Typing system vs. Java

Thu Aug 2 12:18:22 EDT 2001

On Thu, 2 Aug 2001, Donn Cave wrote:

> | [ snipped 10 lines of Python ]
> | [ snipped 30 - 40 lines of type-checking OCaml ]
> |
> | c.l.ocaml?). A veteren Pythonista won't have too many chances for causing
> | that bug because the Python version will be so short and simple.
>
> A Perl version could be shorter yet, maybe half the lines.  So even
> fewer bugs?

Two points: (1) yes, in general there is a correlation between lines of
code and number of bugs. (Don't bother posting a complex one-liner as
counter-evidence - this is a general and not an all-encompassing rule).
(2) I said short *and* simple.

Your strict type-checking snipped of code was the perfect example of this
- there were a ton of places where I, the developer, could have screwed up
in writing that mess. The complexity of the Python one was so much lower
there's just not as much that I could do wrong. Yes, that type checking
probably did prevent those type-related bugs, but the added complexity
opens the door for a slew of different bugs.

> | - If the function later needs to be modified to be more flexible with
> | different types or even just a little extra functionality, the Python one
> | is gonna be a breeze. I'd feel confident about a quick change followed by
> | some quick testing. I'd feel much more nervous about modifying the other
> | one.
>
> Fine!  You'll overcome your nervousness, sit down and start coding
> in those new types or whatever.  Maybe later, you'd do it with more
> confidence.  But confident or not, OCaml won't let you go until you
> have accounted for those new types, wherever necessary in the program.
> OCaml doesn't let your confidence become a liability.

?? The point is that, not only is the initial cost of writing the
type-checking one dramatically higher, maintenance on the code is also
much, much higher. When you come back to the function after not looking at
it for a few months, that's a lot of code to make sense of. Fiddling with
it has a high risk of introducing new bugs (not necessarily type-related
bugs) because of the much higher complexity.

This shouldn't strike you as odd. If you have an assembly function and a C
function that do the same thing and you need to change them, which one
will you most likely break? If you have a complex implementation of a
function and a simple, straightforward one, and you change them both,
which one will most likely break? 99 times out of 100 (or more), the short
and simple functions are harder to break. It's just a fact of life that
the more balls you have to keep in the air at one time, the more likely
you are to drop one.

> | - After a little experience using Python, the cost of finding that bug
> | will drop dramatically (how long would it take you, Donn, to figure it
> | out? 30 seconds maybe?) as will the likelihood of that bug occurring, but
> | the cost of creating the OCaml type-checking version will remain more or
> | less constant - you'll always have to write about that much code. So
> | you'll fight your way through the learning curve only to find that by
> | doing so what you learned just went down in value. ;-)
□ □ □
### Brief 1
Please reproduce the part of the typing discussion between "Your strict type-checking" and "of different bugs.", inclusive.
### Brief 2
Carry on the typing discussion, picking up right after its final line.

### Dataset content
□ □ □
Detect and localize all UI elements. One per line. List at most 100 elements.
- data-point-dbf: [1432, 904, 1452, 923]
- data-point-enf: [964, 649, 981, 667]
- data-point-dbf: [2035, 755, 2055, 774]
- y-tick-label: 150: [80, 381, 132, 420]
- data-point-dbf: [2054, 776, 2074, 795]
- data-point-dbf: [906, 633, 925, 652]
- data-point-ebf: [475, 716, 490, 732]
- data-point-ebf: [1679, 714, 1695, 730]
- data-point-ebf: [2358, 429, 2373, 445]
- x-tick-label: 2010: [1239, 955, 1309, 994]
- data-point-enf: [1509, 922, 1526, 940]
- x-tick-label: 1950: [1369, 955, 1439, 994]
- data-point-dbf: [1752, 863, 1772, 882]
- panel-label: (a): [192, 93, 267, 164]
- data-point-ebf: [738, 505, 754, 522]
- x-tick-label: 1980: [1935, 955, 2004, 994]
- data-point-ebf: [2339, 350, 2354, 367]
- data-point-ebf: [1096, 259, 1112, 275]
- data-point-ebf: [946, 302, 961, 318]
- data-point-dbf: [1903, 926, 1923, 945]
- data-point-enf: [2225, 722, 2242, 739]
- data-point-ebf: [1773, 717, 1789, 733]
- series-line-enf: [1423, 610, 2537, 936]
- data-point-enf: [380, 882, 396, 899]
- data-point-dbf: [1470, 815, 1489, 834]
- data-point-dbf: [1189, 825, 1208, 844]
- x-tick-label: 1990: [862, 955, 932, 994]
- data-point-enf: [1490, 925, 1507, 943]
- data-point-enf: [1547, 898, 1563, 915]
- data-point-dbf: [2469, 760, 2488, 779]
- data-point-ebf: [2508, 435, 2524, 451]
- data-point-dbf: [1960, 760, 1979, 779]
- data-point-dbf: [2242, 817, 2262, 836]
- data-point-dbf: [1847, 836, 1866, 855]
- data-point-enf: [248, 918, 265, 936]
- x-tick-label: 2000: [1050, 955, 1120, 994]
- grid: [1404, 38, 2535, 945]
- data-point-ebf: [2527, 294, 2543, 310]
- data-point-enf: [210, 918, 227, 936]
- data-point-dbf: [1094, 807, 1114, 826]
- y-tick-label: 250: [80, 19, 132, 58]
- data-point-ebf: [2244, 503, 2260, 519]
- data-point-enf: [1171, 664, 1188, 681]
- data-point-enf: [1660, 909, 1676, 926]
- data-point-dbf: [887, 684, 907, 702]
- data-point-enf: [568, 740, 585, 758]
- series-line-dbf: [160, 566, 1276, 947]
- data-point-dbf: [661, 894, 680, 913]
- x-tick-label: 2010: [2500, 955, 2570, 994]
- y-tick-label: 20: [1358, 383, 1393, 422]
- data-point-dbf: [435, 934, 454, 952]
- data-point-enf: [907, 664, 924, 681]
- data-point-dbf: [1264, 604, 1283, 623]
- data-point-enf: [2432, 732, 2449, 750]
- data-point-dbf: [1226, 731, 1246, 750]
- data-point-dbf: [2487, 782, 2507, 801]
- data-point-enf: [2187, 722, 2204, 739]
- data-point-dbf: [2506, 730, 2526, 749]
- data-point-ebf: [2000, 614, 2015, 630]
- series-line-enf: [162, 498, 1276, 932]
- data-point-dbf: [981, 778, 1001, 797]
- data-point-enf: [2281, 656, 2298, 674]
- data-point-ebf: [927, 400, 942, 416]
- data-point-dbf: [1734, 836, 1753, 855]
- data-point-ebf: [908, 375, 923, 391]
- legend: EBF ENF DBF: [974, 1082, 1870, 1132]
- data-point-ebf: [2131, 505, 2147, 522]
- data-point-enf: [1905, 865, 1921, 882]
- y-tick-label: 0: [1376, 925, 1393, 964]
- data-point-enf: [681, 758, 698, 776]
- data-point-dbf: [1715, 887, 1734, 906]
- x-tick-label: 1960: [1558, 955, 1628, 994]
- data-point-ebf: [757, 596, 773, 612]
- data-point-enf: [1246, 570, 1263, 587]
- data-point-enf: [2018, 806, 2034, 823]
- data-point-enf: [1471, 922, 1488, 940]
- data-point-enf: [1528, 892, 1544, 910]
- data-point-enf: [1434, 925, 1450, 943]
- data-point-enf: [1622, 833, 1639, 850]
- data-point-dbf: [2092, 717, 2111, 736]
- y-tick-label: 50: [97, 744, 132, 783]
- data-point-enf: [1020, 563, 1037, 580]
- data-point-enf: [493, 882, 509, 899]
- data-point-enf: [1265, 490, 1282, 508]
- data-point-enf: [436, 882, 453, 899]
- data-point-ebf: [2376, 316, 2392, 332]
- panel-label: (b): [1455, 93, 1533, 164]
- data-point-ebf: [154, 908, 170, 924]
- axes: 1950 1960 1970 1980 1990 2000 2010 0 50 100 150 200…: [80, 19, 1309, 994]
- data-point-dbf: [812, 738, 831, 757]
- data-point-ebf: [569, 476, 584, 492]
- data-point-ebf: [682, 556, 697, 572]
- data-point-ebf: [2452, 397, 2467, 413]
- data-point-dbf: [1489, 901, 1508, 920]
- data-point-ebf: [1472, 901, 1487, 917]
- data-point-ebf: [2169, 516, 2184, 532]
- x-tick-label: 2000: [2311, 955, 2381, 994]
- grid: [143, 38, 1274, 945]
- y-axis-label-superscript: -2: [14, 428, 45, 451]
□ □ □
### Task result 1
Your strict type-checking snipped of code was the perfect example of this
- there were a ton of places where I, the developer, could have screwed up
in writing that mess. The complexity of the Python one was so much lower
there's just not as much that I could do wrong. Yes, that type checking
probably did prevent those type-related bugs, but the added complexity
opens the door for a slew of different bugs.

### Task result 2
>
> Perversely missing the point.  For sure, once the bug came to my
> attention, it took much less than 30 seconds to find it.  But should
> we count the time it took my client to get me a traceback?

This is a bit of an exaggeration, but I'll play along. First of all, look
at this specific bug. How in the world did you manage to ship that? Did
you test at all? This wasn't exactly hard to reproduce or find. Now look
at it in the general sense. Yes, you should count the time it took your
client to give you traceback, install a solution, etc, but it should count
for each and every bug, not just this one. I can guarantee one of two
things (and maybe both): either the complex type-checking one has more
bugs in it due to the added complexity OR it took so long to write it
correctly that before you were a third of the way done your evil twin
underbid you, delivered a working Python version, fixed that one bug,
delivered a new version with better features, delivered another version to
suit the changing needs of the business, delivered another version with
new features, and got showered with money.

I mean, just *look* at that strict type-checking version of code. Wow! All
that complexity for such a simple piece of functionality. What in the
world would it look like if you needed to do something complex? I mean,
yes, you may have solved those darn type-related bugs, but how many more
bugs did you introduce in the process?

> it the solution took getting to the client, properly installed?
> If I spent extra hours wrestling with a few lines of code, and the
> reward is a modest improvement in reliability, it might well be worth
> it even if I don't do space shuttle gigs.

Yes, it might be, and you do have to judge for yourself. In general,
though, wrestling with code is a Bad Thing, especially if something so
simple is causing the wrestle. Your code may end up reliable in the
type-checking sense but be less reliable overall, sort of a
complexity-induced flakiness.

> me.  Or I could test the bejeezus out of it, which would surely take
> much longer,

Thorough testing should happen on both versions, and the type-safe version
would definitely take a lot longer to test thoroughly. Every time I look
at it I just go, "wow."

> and the magic inputs to get to that bug might or might
> not come up.

Huh? There's nothing magic about thorough testing.

> But your criticisms seem a little misguided.  If your point is
> that Python is good for quick hacks, and OCaml isn't, fine.  I'll
> buy that.  But what about type checking and serious programming?

What in the world? Sorry if that's what you thought I was saying, because
that's not it at all. I _am_ saying that, because more complexity and more
lines of code tend to mean more bugs, the type-safe version nearly ruins
my chances of success in a reasonable time frame.

> I guess you don't want any more examples of problems type checking
> could solve?

Why would that be the case? Because the examples so far have reinforced
the notion that today's type-checking systems can fix those problems but
only at a tremendous cost (increased development time/effort, increased
testing time, increased maintenance time)?